Directions for this task:
Track down the lines that contain "carb" and copy them.

Dataset rows about figures
——————
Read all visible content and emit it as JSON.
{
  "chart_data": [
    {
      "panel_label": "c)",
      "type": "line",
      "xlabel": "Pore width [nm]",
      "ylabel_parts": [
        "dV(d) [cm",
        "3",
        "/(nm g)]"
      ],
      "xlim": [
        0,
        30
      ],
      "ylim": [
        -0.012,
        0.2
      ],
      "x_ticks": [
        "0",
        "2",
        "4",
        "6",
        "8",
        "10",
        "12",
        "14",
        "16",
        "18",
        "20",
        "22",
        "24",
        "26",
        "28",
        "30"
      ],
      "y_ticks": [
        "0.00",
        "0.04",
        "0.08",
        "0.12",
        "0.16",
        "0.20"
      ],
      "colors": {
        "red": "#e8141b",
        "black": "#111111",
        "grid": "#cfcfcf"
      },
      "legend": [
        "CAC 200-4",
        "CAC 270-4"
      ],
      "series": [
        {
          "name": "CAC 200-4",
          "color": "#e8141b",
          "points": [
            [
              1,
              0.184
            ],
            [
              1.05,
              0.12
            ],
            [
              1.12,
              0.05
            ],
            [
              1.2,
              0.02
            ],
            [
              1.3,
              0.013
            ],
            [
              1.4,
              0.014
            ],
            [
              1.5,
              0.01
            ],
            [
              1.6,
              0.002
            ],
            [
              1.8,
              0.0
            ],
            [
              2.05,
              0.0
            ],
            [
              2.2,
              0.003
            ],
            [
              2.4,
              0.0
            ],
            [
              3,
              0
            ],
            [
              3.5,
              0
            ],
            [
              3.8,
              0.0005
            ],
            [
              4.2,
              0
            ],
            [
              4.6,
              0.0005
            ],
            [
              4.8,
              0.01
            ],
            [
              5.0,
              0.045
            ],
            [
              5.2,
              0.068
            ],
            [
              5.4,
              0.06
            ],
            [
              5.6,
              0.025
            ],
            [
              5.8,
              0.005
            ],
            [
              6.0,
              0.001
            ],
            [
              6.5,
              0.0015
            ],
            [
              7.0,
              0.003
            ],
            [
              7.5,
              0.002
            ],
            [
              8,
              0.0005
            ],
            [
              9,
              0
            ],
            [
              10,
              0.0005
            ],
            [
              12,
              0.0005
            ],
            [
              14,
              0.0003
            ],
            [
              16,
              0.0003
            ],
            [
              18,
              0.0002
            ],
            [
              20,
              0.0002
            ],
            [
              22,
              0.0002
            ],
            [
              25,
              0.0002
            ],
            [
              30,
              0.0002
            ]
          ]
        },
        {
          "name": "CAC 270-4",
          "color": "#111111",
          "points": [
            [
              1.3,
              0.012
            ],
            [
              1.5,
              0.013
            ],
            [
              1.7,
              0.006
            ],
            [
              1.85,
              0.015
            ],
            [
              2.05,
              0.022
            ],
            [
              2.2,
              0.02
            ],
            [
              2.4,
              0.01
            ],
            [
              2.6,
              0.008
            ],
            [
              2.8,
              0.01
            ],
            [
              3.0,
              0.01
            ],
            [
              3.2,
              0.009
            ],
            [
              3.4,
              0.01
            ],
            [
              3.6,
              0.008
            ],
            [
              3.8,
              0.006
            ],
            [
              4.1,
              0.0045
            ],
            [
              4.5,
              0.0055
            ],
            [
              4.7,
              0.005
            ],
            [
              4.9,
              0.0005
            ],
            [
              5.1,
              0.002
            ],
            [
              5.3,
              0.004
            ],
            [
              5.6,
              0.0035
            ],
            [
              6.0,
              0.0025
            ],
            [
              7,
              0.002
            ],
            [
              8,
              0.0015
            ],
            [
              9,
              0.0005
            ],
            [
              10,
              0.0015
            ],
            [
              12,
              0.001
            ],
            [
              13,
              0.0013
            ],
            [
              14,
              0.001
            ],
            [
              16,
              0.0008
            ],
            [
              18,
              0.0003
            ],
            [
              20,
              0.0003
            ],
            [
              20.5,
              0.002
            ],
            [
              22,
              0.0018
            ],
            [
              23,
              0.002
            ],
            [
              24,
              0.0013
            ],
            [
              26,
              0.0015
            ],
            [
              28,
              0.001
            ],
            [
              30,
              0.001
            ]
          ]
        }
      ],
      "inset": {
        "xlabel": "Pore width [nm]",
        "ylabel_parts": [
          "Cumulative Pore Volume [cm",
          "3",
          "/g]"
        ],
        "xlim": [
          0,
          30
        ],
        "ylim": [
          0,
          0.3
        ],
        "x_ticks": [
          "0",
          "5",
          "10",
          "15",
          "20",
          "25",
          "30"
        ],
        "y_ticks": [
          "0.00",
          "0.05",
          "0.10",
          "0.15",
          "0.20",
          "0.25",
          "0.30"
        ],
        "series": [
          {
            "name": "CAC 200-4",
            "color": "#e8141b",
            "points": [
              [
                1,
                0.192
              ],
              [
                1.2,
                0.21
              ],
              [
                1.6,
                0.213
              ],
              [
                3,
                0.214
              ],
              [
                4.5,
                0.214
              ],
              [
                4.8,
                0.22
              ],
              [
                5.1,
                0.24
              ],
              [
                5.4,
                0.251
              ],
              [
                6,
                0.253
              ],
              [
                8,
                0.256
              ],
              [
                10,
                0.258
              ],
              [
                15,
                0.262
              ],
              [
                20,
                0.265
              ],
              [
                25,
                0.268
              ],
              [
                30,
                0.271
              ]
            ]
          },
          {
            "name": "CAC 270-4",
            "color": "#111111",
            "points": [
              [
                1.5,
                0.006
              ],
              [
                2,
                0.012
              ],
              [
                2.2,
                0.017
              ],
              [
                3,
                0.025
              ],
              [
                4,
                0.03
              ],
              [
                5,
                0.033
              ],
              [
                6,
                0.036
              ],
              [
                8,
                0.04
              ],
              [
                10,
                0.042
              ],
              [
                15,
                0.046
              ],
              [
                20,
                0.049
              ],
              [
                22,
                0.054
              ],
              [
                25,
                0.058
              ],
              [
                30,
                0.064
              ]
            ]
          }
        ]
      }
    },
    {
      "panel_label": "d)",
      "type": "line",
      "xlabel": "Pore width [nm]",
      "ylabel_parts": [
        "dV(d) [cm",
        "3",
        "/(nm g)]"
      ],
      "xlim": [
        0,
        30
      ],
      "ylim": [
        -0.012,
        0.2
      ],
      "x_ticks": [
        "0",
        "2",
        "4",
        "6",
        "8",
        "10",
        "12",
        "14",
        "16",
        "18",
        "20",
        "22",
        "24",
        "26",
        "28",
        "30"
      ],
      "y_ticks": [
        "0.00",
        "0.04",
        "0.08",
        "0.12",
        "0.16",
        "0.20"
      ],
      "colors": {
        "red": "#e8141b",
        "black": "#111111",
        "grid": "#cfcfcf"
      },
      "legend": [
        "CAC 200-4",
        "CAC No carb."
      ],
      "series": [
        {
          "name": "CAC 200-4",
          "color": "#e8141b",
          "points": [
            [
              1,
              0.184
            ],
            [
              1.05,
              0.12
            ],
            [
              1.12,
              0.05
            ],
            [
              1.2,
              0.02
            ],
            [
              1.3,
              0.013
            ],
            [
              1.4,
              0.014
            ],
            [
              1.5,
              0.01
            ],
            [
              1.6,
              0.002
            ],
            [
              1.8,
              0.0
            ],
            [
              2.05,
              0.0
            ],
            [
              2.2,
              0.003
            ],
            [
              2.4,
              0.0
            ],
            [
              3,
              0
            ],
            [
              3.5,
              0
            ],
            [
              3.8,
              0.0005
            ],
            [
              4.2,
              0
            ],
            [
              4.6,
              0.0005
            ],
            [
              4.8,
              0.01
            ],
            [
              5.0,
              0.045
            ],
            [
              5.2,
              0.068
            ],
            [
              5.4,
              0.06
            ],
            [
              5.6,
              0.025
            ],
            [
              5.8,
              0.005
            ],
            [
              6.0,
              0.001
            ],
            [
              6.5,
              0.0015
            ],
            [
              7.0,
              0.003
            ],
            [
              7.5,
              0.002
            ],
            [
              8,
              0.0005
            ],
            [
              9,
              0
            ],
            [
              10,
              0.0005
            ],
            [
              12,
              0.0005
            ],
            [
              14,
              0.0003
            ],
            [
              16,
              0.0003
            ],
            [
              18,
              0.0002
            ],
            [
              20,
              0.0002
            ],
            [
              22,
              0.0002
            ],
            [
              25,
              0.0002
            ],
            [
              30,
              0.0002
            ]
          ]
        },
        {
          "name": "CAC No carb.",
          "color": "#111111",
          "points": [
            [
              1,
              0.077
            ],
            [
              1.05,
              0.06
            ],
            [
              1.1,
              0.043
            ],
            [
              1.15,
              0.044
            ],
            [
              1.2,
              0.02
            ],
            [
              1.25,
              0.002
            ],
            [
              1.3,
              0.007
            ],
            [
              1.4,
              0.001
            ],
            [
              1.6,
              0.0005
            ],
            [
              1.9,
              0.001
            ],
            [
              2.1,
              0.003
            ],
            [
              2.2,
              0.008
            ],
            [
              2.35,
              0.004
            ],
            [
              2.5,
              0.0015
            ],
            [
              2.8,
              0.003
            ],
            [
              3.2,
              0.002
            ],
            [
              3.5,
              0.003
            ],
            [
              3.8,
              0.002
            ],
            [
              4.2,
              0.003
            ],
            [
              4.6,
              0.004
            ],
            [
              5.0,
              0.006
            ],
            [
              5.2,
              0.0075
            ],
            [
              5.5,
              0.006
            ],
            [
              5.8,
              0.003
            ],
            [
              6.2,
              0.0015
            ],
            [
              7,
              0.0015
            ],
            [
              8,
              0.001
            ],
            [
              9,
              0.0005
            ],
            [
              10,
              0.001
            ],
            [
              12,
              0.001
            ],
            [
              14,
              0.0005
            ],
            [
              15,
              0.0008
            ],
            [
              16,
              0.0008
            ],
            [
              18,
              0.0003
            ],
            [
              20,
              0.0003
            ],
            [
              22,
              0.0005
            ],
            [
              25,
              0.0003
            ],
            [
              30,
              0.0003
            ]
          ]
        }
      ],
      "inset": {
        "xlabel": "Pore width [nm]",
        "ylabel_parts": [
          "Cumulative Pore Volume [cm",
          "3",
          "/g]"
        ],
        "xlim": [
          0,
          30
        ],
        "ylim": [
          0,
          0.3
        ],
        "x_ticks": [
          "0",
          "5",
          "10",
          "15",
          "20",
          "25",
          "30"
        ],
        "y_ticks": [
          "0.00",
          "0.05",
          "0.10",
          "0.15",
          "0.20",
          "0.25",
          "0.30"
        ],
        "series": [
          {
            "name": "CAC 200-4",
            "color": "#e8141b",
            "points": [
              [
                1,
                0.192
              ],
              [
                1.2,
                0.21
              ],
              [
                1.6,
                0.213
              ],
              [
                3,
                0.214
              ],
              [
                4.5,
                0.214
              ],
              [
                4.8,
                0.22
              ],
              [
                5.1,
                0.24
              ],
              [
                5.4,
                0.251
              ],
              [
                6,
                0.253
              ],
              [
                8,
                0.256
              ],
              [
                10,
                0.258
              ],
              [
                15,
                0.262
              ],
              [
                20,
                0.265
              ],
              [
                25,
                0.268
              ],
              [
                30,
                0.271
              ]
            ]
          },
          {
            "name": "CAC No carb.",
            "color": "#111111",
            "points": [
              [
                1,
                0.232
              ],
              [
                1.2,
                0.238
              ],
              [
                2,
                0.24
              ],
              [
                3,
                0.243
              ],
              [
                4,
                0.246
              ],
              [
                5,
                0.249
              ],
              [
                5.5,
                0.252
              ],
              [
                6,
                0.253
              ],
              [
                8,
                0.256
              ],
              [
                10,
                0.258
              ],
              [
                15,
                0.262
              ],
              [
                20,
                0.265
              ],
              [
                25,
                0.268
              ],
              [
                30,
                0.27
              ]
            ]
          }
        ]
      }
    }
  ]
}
——————
Result for this task:
        "CAC No carb."
          "name": "CAC No carb.",
            "name": "CAC No carb.",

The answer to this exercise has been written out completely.